= EXERCISE REQUIREMENTS =
Copy out each line of the listing that has the word "Mokanna" in it.

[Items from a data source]
***

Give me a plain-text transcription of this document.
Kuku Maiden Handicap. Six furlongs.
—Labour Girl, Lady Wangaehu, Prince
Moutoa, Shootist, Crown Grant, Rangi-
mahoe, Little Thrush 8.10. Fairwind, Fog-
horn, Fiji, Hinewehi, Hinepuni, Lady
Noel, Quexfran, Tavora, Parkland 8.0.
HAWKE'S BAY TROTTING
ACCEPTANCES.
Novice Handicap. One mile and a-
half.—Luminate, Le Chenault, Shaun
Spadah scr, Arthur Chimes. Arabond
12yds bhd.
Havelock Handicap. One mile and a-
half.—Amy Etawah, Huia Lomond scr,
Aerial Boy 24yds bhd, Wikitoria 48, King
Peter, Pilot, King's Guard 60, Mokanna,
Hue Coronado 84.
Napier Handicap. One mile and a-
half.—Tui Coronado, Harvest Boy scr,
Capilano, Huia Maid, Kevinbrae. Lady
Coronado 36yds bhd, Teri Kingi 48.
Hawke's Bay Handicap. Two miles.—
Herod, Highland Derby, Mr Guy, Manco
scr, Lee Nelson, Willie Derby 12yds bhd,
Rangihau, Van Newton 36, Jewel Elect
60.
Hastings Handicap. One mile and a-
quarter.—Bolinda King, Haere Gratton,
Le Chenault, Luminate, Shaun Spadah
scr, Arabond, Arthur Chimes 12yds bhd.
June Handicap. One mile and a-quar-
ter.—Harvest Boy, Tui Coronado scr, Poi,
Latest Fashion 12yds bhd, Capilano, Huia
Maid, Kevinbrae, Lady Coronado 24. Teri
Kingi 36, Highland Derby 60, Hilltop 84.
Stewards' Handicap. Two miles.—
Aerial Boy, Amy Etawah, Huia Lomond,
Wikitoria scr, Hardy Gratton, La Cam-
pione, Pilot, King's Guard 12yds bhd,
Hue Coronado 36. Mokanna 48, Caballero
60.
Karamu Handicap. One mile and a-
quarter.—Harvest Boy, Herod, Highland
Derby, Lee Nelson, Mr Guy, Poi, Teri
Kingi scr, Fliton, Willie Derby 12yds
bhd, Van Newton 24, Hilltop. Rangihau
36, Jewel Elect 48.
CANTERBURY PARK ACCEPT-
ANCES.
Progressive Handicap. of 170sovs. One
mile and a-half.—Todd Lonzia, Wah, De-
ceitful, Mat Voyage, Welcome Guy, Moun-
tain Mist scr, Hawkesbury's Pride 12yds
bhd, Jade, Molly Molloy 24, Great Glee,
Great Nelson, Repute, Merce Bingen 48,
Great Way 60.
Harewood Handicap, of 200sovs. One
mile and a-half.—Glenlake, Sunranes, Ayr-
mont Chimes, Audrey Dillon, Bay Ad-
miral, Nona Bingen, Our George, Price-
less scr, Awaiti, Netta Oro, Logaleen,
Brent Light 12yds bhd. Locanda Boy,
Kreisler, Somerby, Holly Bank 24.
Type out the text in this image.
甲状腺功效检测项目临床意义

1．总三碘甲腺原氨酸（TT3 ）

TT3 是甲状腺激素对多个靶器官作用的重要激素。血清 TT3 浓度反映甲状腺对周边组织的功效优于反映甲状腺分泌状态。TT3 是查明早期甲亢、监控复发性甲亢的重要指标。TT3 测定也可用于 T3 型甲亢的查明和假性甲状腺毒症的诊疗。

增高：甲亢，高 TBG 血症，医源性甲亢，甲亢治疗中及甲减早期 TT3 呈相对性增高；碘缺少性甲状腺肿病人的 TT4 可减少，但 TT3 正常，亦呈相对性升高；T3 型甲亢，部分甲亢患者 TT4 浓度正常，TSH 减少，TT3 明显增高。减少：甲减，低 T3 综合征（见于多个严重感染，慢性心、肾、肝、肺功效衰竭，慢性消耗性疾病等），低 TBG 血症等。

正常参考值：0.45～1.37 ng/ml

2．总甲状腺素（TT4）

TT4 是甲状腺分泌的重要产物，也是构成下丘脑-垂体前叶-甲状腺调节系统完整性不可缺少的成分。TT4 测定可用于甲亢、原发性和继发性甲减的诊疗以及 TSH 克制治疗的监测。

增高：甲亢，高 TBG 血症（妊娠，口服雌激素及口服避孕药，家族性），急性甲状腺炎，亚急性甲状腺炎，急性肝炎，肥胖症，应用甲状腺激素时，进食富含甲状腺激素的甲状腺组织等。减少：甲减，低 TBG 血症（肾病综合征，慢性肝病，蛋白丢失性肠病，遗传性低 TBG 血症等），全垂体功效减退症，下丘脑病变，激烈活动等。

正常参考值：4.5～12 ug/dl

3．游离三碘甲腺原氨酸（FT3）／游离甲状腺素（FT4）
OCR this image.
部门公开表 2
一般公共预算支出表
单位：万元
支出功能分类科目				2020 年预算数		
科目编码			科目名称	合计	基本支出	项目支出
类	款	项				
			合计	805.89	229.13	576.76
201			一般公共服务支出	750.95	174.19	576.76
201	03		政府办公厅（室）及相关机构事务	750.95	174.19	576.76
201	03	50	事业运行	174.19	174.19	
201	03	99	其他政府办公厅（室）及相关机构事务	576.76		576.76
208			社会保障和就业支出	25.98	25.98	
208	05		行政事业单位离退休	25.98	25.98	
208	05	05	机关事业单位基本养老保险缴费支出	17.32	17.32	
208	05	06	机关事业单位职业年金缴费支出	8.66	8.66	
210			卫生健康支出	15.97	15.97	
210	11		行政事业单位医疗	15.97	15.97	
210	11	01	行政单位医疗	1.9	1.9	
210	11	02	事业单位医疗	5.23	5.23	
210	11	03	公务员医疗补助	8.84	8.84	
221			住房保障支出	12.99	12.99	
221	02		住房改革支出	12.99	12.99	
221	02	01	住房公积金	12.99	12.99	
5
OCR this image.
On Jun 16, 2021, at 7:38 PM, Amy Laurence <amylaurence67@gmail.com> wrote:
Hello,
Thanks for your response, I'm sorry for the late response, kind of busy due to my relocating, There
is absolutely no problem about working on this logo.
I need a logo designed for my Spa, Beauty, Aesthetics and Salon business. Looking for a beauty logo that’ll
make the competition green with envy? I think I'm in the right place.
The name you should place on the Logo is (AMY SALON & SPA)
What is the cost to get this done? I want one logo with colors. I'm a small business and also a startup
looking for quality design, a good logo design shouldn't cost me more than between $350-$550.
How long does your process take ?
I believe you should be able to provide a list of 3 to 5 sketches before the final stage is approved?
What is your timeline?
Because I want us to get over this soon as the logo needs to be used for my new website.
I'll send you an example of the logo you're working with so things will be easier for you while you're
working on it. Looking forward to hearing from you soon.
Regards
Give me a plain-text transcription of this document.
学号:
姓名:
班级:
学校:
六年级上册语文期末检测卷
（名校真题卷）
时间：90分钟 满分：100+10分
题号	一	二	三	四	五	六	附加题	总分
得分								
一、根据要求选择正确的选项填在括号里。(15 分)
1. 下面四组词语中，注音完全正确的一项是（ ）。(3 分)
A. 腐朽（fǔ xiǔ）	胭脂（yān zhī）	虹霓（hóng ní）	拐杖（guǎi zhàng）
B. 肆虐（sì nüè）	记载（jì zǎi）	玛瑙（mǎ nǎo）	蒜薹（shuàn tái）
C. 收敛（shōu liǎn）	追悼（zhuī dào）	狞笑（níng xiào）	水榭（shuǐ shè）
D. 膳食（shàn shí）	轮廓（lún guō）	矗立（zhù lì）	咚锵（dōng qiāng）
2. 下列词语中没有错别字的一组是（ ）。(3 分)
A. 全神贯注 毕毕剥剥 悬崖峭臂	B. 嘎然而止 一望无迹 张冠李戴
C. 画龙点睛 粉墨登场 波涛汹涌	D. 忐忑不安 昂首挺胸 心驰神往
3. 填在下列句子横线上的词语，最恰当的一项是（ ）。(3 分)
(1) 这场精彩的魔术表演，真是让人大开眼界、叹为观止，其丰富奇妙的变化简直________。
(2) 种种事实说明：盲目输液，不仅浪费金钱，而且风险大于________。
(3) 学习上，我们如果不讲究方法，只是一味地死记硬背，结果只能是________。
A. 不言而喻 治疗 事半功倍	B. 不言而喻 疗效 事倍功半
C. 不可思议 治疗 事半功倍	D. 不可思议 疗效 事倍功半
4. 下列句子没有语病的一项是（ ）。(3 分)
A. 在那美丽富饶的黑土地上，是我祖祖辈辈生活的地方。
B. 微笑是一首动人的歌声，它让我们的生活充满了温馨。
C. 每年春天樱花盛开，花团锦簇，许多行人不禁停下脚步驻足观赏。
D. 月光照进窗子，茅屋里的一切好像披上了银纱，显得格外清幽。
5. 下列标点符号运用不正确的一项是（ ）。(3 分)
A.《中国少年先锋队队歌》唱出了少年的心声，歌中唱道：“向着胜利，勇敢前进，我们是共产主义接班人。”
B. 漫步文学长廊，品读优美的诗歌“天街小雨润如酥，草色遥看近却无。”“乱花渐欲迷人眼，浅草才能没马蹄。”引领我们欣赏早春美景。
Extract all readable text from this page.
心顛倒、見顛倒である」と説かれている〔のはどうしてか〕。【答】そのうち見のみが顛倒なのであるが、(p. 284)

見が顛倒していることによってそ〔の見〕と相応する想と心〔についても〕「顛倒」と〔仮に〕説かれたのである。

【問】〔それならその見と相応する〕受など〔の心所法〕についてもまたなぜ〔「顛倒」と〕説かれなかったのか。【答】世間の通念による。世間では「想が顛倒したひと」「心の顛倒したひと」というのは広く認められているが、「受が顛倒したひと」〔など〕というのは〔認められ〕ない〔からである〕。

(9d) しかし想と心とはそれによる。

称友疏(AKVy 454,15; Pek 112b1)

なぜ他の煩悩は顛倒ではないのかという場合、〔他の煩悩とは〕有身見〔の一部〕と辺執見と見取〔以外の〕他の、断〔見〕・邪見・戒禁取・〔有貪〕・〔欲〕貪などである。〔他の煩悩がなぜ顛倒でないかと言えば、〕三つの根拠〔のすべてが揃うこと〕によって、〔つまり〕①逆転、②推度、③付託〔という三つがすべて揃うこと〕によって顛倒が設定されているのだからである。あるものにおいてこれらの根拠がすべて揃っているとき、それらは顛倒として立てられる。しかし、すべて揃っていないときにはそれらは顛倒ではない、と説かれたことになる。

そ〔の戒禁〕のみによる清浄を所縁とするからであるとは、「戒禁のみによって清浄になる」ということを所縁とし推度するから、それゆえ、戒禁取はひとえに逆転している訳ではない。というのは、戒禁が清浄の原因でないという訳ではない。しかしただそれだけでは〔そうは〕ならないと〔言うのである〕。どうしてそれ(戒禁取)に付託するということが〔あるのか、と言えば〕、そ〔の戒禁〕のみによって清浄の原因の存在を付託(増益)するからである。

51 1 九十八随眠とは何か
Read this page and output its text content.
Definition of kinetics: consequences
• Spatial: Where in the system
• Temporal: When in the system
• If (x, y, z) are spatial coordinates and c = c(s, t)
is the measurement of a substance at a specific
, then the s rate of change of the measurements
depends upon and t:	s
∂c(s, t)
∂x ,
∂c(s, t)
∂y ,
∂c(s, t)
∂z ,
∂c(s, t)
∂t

***

= EXERCISE RESULT =
Peter, Pilot, King's Guard 60, Mokanna,
Hue Coronado 36. Mokanna 48, Caballero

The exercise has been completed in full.